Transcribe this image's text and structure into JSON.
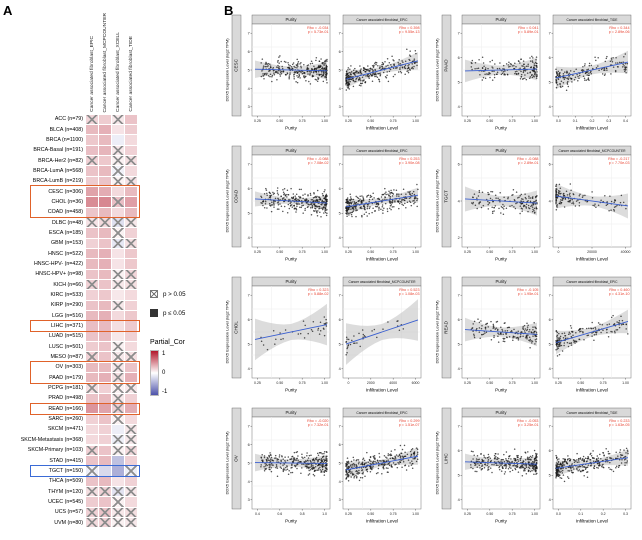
{
  "panelA": {
    "label": "A",
    "columns": [
      "Cancer associated fibroblast_EPIC",
      "Cancer associated fibroblast_MCPCOUNTER",
      "Cancer associated fibroblast_XCELL",
      "Cancer associated fibroblast_TIDE"
    ],
    "legend": {
      "p_gt": "p > 0.05",
      "p_le": "p ≤ 0.05",
      "scale_title": "Partial_Cor",
      "scale_ticks": [
        "1",
        "0",
        "-1"
      ]
    },
    "colors": {
      "pos": "#b2182b",
      "neg": "#4d52aa",
      "highlight_orange": "#e0622a",
      "highlight_blue": "#3a6bd6"
    },
    "highlights": [
      {
        "from": "CESC (n=306)",
        "to": "COAD (n=458)",
        "color": "#e0622a"
      },
      {
        "from": "LIHC (n=371)",
        "to": "LIHC (n=371)",
        "color": "#e0622a"
      },
      {
        "from": "OV (n=303)",
        "to": "PAAD (n=179)",
        "color": "#e0622a"
      },
      {
        "from": "READ (n=166)",
        "to": "READ (n=166)",
        "color": "#e0622a"
      },
      {
        "from": "TGCT (n=150)",
        "to": "TGCT (n=150)",
        "color": "#3a6bd6"
      }
    ],
    "rows": [
      {
        "label": "ACC (n=79)",
        "v": [
          0.18,
          0.22,
          0.1,
          0.26
        ],
        "sig": [
          false,
          true,
          false,
          true
        ]
      },
      {
        "label": "BLCA (n=408)",
        "v": [
          0.3,
          0.34,
          0.12,
          0.22
        ],
        "sig": [
          true,
          true,
          true,
          true
        ]
      },
      {
        "label": "BRCA (n=1100)",
        "v": [
          0.24,
          0.3,
          -0.1,
          0.16
        ],
        "sig": [
          true,
          true,
          true,
          true
        ]
      },
      {
        "label": "BRCA-Basal (n=191)",
        "v": [
          0.28,
          0.32,
          0.1,
          0.2
        ],
        "sig": [
          true,
          true,
          false,
          true
        ]
      },
      {
        "label": "BRCA-Her2 (n=82)",
        "v": [
          0.2,
          0.24,
          0.06,
          0.14
        ],
        "sig": [
          false,
          true,
          false,
          false
        ]
      },
      {
        "label": "BRCA-LumA (n=568)",
        "v": [
          0.26,
          0.3,
          -0.08,
          0.16
        ],
        "sig": [
          true,
          true,
          false,
          true
        ]
      },
      {
        "label": "BRCA-LumB (n=219)",
        "v": [
          0.22,
          0.26,
          0.05,
          0.12
        ],
        "sig": [
          true,
          true,
          false,
          false
        ]
      },
      {
        "label": "CESC (n=306)",
        "v": [
          0.4,
          0.36,
          0.16,
          0.3
        ],
        "sig": [
          true,
          true,
          true,
          true
        ]
      },
      {
        "label": "CHOL (n=36)",
        "v": [
          0.5,
          0.52,
          0.28,
          0.42
        ],
        "sig": [
          true,
          true,
          false,
          true
        ]
      },
      {
        "label": "COAD (n=458)",
        "v": [
          0.25,
          0.3,
          0.16,
          0.3
        ],
        "sig": [
          true,
          true,
          true,
          true
        ]
      },
      {
        "label": "DLBC (n=48)",
        "v": [
          0.12,
          0.16,
          -0.18,
          0.1
        ],
        "sig": [
          false,
          false,
          false,
          false
        ]
      },
      {
        "label": "ESCA (n=185)",
        "v": [
          0.26,
          0.3,
          0.06,
          0.2
        ],
        "sig": [
          true,
          true,
          false,
          true
        ]
      },
      {
        "label": "GBM (n=153)",
        "v": [
          0.2,
          0.26,
          -0.14,
          0.14
        ],
        "sig": [
          true,
          true,
          false,
          false
        ]
      },
      {
        "label": "HNSC (n=522)",
        "v": [
          0.3,
          0.34,
          0.12,
          0.24
        ],
        "sig": [
          true,
          true,
          true,
          true
        ]
      },
      {
        "label": "HNSC-HPV- (n=422)",
        "v": [
          0.3,
          0.34,
          0.12,
          0.24
        ],
        "sig": [
          true,
          true,
          true,
          true
        ]
      },
      {
        "label": "HNSC-HPV+ (n=98)",
        "v": [
          0.26,
          0.3,
          0.06,
          0.18
        ],
        "sig": [
          true,
          true,
          false,
          false
        ]
      },
      {
        "label": "KICH (n=66)",
        "v": [
          0.2,
          0.26,
          0.1,
          0.14
        ],
        "sig": [
          false,
          true,
          false,
          false
        ]
      },
      {
        "label": "KIRC (n=533)",
        "v": [
          0.2,
          0.24,
          0.1,
          0.16
        ],
        "sig": [
          true,
          true,
          true,
          true
        ]
      },
      {
        "label": "KIRP (n=290)",
        "v": [
          0.26,
          0.3,
          0.1,
          0.2
        ],
        "sig": [
          true,
          true,
          false,
          true
        ]
      },
      {
        "label": "LGG (n=516)",
        "v": [
          0.3,
          0.34,
          0.16,
          0.24
        ],
        "sig": [
          true,
          true,
          true,
          true
        ]
      },
      {
        "label": "LIHC (n=371)",
        "v": [
          0.28,
          0.3,
          0.14,
          0.23
        ],
        "sig": [
          true,
          true,
          true,
          true
        ]
      },
      {
        "label": "LUAD (n=515)",
        "v": [
          0.26,
          0.3,
          0.1,
          0.2
        ],
        "sig": [
          true,
          true,
          true,
          true
        ]
      },
      {
        "label": "LUSC (n=501)",
        "v": [
          0.22,
          0.26,
          0.06,
          0.16
        ],
        "sig": [
          true,
          true,
          false,
          true
        ]
      },
      {
        "label": "MESO (n=87)",
        "v": [
          0.2,
          0.26,
          0.1,
          0.14
        ],
        "sig": [
          false,
          true,
          false,
          false
        ]
      },
      {
        "label": "OV (n=303)",
        "v": [
          0.3,
          0.3,
          0.1,
          0.26
        ],
        "sig": [
          true,
          true,
          false,
          true
        ]
      },
      {
        "label": "PAAD (n=179)",
        "v": [
          0.3,
          0.34,
          0.14,
          0.34
        ],
        "sig": [
          true,
          true,
          false,
          true
        ]
      },
      {
        "label": "PCPG (n=181)",
        "v": [
          0.14,
          0.2,
          0.06,
          0.1
        ],
        "sig": [
          false,
          true,
          false,
          false
        ]
      },
      {
        "label": "PRAD (n=498)",
        "v": [
          0.26,
          0.3,
          0.1,
          0.2
        ],
        "sig": [
          true,
          true,
          false,
          true
        ]
      },
      {
        "label": "READ (n=166)",
        "v": [
          0.46,
          0.4,
          0.2,
          0.36
        ],
        "sig": [
          true,
          true,
          false,
          true
        ]
      },
      {
        "label": "SARC (n=260)",
        "v": [
          0.2,
          0.26,
          0.06,
          0.16
        ],
        "sig": [
          true,
          true,
          false,
          true
        ]
      },
      {
        "label": "SKCM (n=471)",
        "v": [
          0.16,
          0.2,
          -0.1,
          0.1
        ],
        "sig": [
          true,
          true,
          true,
          false
        ]
      },
      {
        "label": "SKCM-Metastasis (n=368)",
        "v": [
          0.16,
          0.2,
          -0.1,
          0.1
        ],
        "sig": [
          true,
          true,
          false,
          false
        ]
      },
      {
        "label": "SKCM-Primary (n=103)",
        "v": [
          0.2,
          0.26,
          0.06,
          0.16
        ],
        "sig": [
          false,
          true,
          false,
          false
        ]
      },
      {
        "label": "STAD (n=415)",
        "v": [
          0.26,
          0.3,
          -0.36,
          0.2
        ],
        "sig": [
          true,
          true,
          true,
          true
        ]
      },
      {
        "label": "TGCT (n=150)",
        "v": [
          -0.1,
          -0.22,
          -0.46,
          -0.1
        ],
        "sig": [
          false,
          true,
          true,
          false
        ]
      },
      {
        "label": "THCA (n=509)",
        "v": [
          0.26,
          0.3,
          0.12,
          0.2
        ],
        "sig": [
          true,
          true,
          true,
          true
        ]
      },
      {
        "label": "THYM (n=120)",
        "v": [
          0.14,
          0.2,
          -0.16,
          0.1
        ],
        "sig": [
          false,
          false,
          false,
          false
        ]
      },
      {
        "label": "UCEC (n=545)",
        "v": [
          0.22,
          0.26,
          0.06,
          0.16
        ],
        "sig": [
          true,
          true,
          false,
          true
        ]
      },
      {
        "label": "UCS (n=57)",
        "v": [
          0.2,
          0.26,
          0.1,
          0.14
        ],
        "sig": [
          false,
          false,
          false,
          false
        ]
      },
      {
        "label": "UVM (n=80)",
        "v": [
          0.16,
          0.2,
          0.06,
          0.1
        ],
        "sig": [
          false,
          false,
          false,
          false
        ]
      }
    ]
  },
  "panelB": {
    "label": "B",
    "ylabel": "DDX5 Expression Level (log2 TPM)",
    "colors": {
      "line": "#3a5fd0",
      "band": "#b9b9b9",
      "annotation": "#e8412f",
      "strip": "#d9d9d9",
      "strip_border": "#555555"
    },
    "pairs": [
      {
        "cancer": "CESC",
        "yticks": [
          "3",
          "4",
          "5",
          "6",
          "7"
        ],
        "plots": [
          {
            "title": "Purity",
            "xlabel": "Purity",
            "rho": "Rho = -0.034",
            "p": "p = 5.73e-01",
            "xticks": [
              "0.25",
              "0.50",
              "0.75",
              "1.00"
            ],
            "n": 306,
            "trend": -0.034,
            "skew": "purity"
          },
          {
            "title": "Cancer associated fibroblast_EPIC",
            "xlabel": "Infiltration Level",
            "rho": "Rho = 0.398",
            "p": "p = 9.55e-13",
            "xticks": [
              "0.25",
              "0.50",
              "0.75",
              "1.00"
            ],
            "n": 306,
            "trend": 0.398,
            "skew": "mildleft"
          }
        ]
      },
      {
        "cancer": "PAAD",
        "yticks": [
          "4",
          "5",
          "6",
          "7"
        ],
        "plots": [
          {
            "title": "Purity",
            "xlabel": "Purity",
            "rho": "Rho = 0.041",
            "p": "p = 5.89e-01",
            "xticks": [
              "0.25",
              "0.50",
              "0.75",
              "1.00"
            ],
            "n": 179,
            "trend": 0.041,
            "skew": "purity"
          },
          {
            "title": "Cancer associated fibroblast_TIDE",
            "xlabel": "Infiltration Level",
            "rho": "Rho = 0.344",
            "p": "p = 2.89e-06",
            "xticks": [
              "0.0",
              "0.1",
              "0.2",
              "0.3",
              "0.4"
            ],
            "n": 179,
            "trend": 0.344,
            "skew": "mildleft"
          }
        ]
      },
      {
        "cancer": "COAD",
        "yticks": [
          "4",
          "5",
          "6",
          "7"
        ],
        "plots": [
          {
            "title": "Purity",
            "xlabel": "Purity",
            "rho": "Rho = -0.088",
            "p": "p = 7.08e-02",
            "xticks": [
              "0.25",
              "0.50",
              "0.75",
              "1.00"
            ],
            "n": 458,
            "trend": -0.088,
            "skew": "purity"
          },
          {
            "title": "Cancer associated fibroblast_EPIC",
            "xlabel": "Infiltration Level",
            "rho": "Rho = 0.253",
            "p": "p = 3.90e-08",
            "xticks": [
              "0.25",
              "0.50",
              "0.75",
              "1.00"
            ],
            "n": 458,
            "trend": 0.253,
            "skew": "mildleft"
          }
        ]
      },
      {
        "cancer": "TGCT",
        "yticks": [
          "2",
          "4",
          "6"
        ],
        "plots": [
          {
            "title": "Purity",
            "xlabel": "Purity",
            "rho": "Rho = -0.088",
            "p": "p = 2.89e-01",
            "xticks": [
              "0.25",
              "0.50",
              "0.75",
              "1.00"
            ],
            "n": 150,
            "trend": -0.088,
            "skew": "purity"
          },
          {
            "title": "Cancer associated fibroblast_MCPCOUNTER",
            "xlabel": "Infiltration Level",
            "rho": "Rho = -0.217",
            "p": "p = 7.70e-03",
            "xticks": [
              "0",
              "20000",
              "40000"
            ],
            "n": 150,
            "trend": -0.217,
            "skew": "left"
          }
        ]
      },
      {
        "cancer": "CHOL",
        "yticks": [
          "4",
          "5",
          "6",
          "7"
        ],
        "plots": [
          {
            "title": "Purity",
            "xlabel": "Purity",
            "rho": "Rho = 0.323",
            "p": "p = 5.88e-02",
            "xticks": [
              "0.25",
              "0.50",
              "0.75",
              "1.00"
            ],
            "n": 36,
            "trend": 0.323,
            "skew": "purity"
          },
          {
            "title": "Cancer associated fibroblast_MCPCOUNTER",
            "xlabel": "Infiltration Level",
            "rho": "Rho = 0.523",
            "p": "p = 1.08e-03",
            "xticks": [
              "0",
              "2000",
              "4000",
              "6000"
            ],
            "n": 36,
            "trend": 0.523,
            "skew": "mildleft"
          }
        ]
      },
      {
        "cancer": "READ",
        "yticks": [
          "4",
          "5",
          "6",
          "7"
        ],
        "plots": [
          {
            "title": "Purity",
            "xlabel": "Purity",
            "rho": "Rho = -0.105",
            "p": "p = 1.95e-01",
            "xticks": [
              "0.25",
              "0.50",
              "0.75",
              "1.00"
            ],
            "n": 166,
            "trend": -0.105,
            "skew": "purity"
          },
          {
            "title": "Cancer associated fibroblast_EPIC",
            "xlabel": "Infiltration Level",
            "rho": "Rho = 0.460",
            "p": "p = 4.31e-10",
            "xticks": [
              "0.25",
              "0.50",
              "0.75",
              "1.00"
            ],
            "n": 166,
            "trend": 0.46,
            "skew": "mildleft"
          }
        ]
      },
      {
        "cancer": "OV",
        "yticks": [
          "3",
          "4",
          "5",
          "6",
          "7"
        ],
        "plots": [
          {
            "title": "Purity",
            "xlabel": "Purity",
            "rho": "Rho = -0.020",
            "p": "p = 7.32e-01",
            "xticks": [
              "0.4",
              "0.6",
              "0.8",
              "1.0"
            ],
            "n": 303,
            "trend": -0.02,
            "skew": "purity"
          },
          {
            "title": "Cancer associated fibroblast_EPIC",
            "xlabel": "Infiltration Level",
            "rho": "Rho = 0.299",
            "p": "p = 1.51e-07",
            "xticks": [
              "0.25",
              "0.50",
              "0.75",
              "1.00"
            ],
            "n": 303,
            "trend": 0.299,
            "skew": "mildleft"
          }
        ]
      },
      {
        "cancer": "LIHC",
        "yticks": [
          "4",
          "5",
          "6",
          "7"
        ],
        "plots": [
          {
            "title": "Purity",
            "xlabel": "Purity",
            "rho": "Rho = -0.053",
            "p": "p = 3.25e-01",
            "xticks": [
              "0.25",
              "0.50",
              "0.75",
              "1.00"
            ],
            "n": 371,
            "trend": -0.053,
            "skew": "purity"
          },
          {
            "title": "Cancer associated fibroblast_TIDE",
            "xlabel": "Infiltration Level",
            "rho": "Rho = 0.233",
            "p": "p = 1.63e-05",
            "xticks": [
              "0.0",
              "0.1",
              "0.2",
              "0.3"
            ],
            "n": 371,
            "trend": 0.233,
            "skew": "mildleft"
          }
        ]
      }
    ]
  }
}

+++++

> WORK REQUIRED:
Search the entries for "from" and copy out each line that has it.

> RESPONSE:
        "from": "CESC (n=306)",
        "from": "LIHC (n=371)",
        "from": "OV (n=303)",
        "from": "READ (n=166)",
        "from": "TGCT (n=150)",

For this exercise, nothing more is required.